◆ Records to process:
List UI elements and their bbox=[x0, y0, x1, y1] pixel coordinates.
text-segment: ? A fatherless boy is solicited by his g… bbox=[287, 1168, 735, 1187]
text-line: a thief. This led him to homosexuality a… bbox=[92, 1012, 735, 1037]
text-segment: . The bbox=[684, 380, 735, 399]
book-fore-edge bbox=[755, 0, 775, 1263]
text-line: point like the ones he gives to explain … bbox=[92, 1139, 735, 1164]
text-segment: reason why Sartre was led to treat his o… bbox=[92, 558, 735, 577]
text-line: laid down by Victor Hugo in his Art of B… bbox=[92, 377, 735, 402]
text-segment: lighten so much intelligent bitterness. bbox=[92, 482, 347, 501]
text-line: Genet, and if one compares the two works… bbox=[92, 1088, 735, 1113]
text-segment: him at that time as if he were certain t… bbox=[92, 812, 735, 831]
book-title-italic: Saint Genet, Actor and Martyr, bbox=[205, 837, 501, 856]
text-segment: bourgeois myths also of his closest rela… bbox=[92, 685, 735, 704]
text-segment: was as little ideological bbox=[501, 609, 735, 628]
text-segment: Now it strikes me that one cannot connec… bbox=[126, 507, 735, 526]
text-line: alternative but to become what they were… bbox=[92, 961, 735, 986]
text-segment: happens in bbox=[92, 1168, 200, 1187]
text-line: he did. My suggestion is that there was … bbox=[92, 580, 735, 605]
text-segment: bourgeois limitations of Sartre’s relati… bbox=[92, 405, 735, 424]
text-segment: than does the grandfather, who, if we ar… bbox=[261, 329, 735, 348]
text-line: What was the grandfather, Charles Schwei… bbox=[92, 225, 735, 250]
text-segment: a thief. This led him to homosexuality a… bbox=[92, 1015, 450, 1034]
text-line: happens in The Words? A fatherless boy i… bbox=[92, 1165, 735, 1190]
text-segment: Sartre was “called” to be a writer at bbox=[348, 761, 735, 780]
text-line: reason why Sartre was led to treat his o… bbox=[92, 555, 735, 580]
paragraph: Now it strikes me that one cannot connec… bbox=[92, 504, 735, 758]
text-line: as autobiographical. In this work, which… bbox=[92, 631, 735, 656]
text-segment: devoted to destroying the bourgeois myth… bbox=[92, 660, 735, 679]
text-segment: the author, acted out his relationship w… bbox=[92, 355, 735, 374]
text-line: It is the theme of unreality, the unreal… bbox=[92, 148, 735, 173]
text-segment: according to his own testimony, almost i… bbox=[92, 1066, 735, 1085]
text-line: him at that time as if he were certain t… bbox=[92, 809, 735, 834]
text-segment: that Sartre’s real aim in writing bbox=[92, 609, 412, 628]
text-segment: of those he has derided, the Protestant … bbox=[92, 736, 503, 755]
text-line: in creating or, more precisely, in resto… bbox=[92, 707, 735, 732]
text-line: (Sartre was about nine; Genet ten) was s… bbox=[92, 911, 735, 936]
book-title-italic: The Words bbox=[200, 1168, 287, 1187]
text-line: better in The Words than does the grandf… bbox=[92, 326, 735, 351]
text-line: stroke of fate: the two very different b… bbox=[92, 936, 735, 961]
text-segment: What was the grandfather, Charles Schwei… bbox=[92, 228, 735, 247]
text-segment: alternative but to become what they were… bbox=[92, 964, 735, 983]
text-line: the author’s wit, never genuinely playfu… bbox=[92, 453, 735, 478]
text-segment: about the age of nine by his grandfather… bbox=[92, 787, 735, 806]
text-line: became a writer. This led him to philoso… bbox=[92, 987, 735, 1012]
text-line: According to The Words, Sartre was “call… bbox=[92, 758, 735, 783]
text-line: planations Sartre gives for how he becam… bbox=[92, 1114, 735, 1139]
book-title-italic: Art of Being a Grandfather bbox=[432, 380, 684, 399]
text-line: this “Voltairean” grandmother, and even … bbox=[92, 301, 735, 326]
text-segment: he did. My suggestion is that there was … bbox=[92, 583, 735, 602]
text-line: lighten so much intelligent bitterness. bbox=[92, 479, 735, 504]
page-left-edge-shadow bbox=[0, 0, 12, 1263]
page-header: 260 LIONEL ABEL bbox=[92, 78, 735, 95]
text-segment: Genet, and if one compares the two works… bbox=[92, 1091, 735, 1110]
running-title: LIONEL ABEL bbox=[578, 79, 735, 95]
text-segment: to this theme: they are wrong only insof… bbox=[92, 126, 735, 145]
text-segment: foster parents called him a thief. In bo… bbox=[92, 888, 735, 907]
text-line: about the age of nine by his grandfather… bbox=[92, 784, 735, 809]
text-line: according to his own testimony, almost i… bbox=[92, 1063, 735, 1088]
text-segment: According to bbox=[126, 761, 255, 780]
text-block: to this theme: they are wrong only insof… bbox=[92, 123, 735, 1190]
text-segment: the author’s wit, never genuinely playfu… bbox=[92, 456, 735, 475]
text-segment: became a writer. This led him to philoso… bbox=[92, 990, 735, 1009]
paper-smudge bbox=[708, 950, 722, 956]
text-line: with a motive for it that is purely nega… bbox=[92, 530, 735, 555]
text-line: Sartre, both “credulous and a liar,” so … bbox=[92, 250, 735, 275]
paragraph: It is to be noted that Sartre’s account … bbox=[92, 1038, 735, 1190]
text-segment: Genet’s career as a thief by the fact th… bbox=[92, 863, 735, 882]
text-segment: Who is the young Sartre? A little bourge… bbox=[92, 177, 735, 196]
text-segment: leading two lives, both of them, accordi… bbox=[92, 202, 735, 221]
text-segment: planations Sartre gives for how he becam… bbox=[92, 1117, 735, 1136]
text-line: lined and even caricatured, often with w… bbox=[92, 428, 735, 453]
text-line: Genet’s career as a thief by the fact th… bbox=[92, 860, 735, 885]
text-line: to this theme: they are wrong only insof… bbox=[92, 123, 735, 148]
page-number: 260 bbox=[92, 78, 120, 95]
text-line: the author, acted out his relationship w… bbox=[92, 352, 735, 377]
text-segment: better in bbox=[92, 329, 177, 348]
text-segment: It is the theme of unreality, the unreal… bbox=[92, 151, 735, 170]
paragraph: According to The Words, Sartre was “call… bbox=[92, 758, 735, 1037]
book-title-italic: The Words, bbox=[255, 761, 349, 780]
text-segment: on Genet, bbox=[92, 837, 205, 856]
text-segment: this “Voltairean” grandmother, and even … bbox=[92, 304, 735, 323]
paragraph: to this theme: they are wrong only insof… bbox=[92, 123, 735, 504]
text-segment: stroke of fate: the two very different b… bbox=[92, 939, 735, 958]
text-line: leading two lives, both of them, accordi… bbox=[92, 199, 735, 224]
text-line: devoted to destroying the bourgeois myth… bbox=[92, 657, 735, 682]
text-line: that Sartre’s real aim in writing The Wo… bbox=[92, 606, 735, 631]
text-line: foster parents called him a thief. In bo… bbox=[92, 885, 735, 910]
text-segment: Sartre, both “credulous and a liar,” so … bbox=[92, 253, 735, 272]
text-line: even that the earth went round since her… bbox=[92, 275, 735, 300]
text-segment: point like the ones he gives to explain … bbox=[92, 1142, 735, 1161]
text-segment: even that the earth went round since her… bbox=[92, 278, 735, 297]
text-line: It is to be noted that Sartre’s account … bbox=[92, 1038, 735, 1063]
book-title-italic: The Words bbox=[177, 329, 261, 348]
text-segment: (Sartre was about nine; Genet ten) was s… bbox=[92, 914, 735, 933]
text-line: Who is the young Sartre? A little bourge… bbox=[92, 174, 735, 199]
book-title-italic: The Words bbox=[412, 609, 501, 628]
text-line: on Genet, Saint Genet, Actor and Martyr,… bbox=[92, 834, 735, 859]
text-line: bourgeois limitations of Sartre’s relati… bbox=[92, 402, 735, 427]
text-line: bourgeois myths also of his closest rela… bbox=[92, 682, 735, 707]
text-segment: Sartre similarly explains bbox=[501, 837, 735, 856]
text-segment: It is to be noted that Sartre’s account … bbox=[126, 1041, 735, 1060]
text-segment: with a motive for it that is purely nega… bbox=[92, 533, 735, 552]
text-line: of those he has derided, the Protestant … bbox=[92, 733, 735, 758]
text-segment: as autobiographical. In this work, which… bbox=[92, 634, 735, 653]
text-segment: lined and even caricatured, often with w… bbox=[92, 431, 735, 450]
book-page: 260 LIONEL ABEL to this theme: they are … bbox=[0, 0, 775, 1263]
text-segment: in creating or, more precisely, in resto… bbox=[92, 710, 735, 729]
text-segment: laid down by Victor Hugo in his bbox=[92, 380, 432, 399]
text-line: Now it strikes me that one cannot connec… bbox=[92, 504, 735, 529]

◆ Set exercise: Starting at the first of the rows and stopping after the line that contains "text-line: Genet, and", please write out those lines as a numbered list, leaving out any blank lines.

◆ Exercise response:
1. List UI elements and their bbox=[x0, y0, x1, y1] pixel coordinates.
2. text-segment: ? A fatherless boy is solicited by his g… bbox=[287, 1168, 735, 1187]
3. text-line: a thief. This led him to homosexuality a… bbox=[92, 1012, 735, 1037]
4. text-segment: . The bbox=[684, 380, 735, 399]
5. book-fore-edge bbox=[755, 0, 775, 1263]
6. text-line: point like the ones he gives to explain … bbox=[92, 1139, 735, 1164]
7. text-segment: reason why Sartre was led to treat his o… bbox=[92, 558, 735, 577]
8. text-line: laid down by Victor Hugo in his Art of B… bbox=[92, 377, 735, 402]
9. text-segment: lighten so much intelligent bitterness. bbox=[92, 482, 347, 501]
10. text-line: Genet, and if one compares the two works… bbox=[92, 1088, 735, 1113]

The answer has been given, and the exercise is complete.